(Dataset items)
◆ ◆ ◆ ◆ ◆ ◆ ◆

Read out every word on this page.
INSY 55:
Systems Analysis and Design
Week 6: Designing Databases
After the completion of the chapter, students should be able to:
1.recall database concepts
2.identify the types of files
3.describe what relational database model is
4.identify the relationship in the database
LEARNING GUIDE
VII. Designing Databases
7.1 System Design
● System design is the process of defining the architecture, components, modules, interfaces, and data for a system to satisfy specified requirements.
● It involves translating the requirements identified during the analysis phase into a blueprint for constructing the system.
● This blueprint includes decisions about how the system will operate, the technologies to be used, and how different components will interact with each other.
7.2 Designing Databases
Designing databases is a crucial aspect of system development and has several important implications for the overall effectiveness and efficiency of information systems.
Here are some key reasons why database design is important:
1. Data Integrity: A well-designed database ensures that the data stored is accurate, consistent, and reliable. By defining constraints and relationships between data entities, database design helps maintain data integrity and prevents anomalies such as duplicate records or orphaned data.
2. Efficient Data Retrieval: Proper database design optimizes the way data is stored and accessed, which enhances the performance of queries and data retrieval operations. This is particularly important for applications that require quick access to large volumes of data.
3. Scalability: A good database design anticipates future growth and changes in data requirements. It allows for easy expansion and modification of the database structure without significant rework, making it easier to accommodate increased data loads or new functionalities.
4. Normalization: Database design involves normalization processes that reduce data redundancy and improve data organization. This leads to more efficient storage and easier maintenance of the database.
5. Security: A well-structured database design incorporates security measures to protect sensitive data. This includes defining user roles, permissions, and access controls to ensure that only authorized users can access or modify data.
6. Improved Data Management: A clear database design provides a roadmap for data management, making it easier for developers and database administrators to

◆ ◆ ◆ ◆ ◆ ◆ ◆

* BRIEF:
Copy all the lines above that hold the string "Designing".

* RESPONSE FOR THIS EXERCISE:
Week 6: Designing Databases
VII. Designing Databases
7.2 Designing Databases
Designing databases is a crucial aspect of system development and has several important implications for the overall effectiveness and efficiency of information systems.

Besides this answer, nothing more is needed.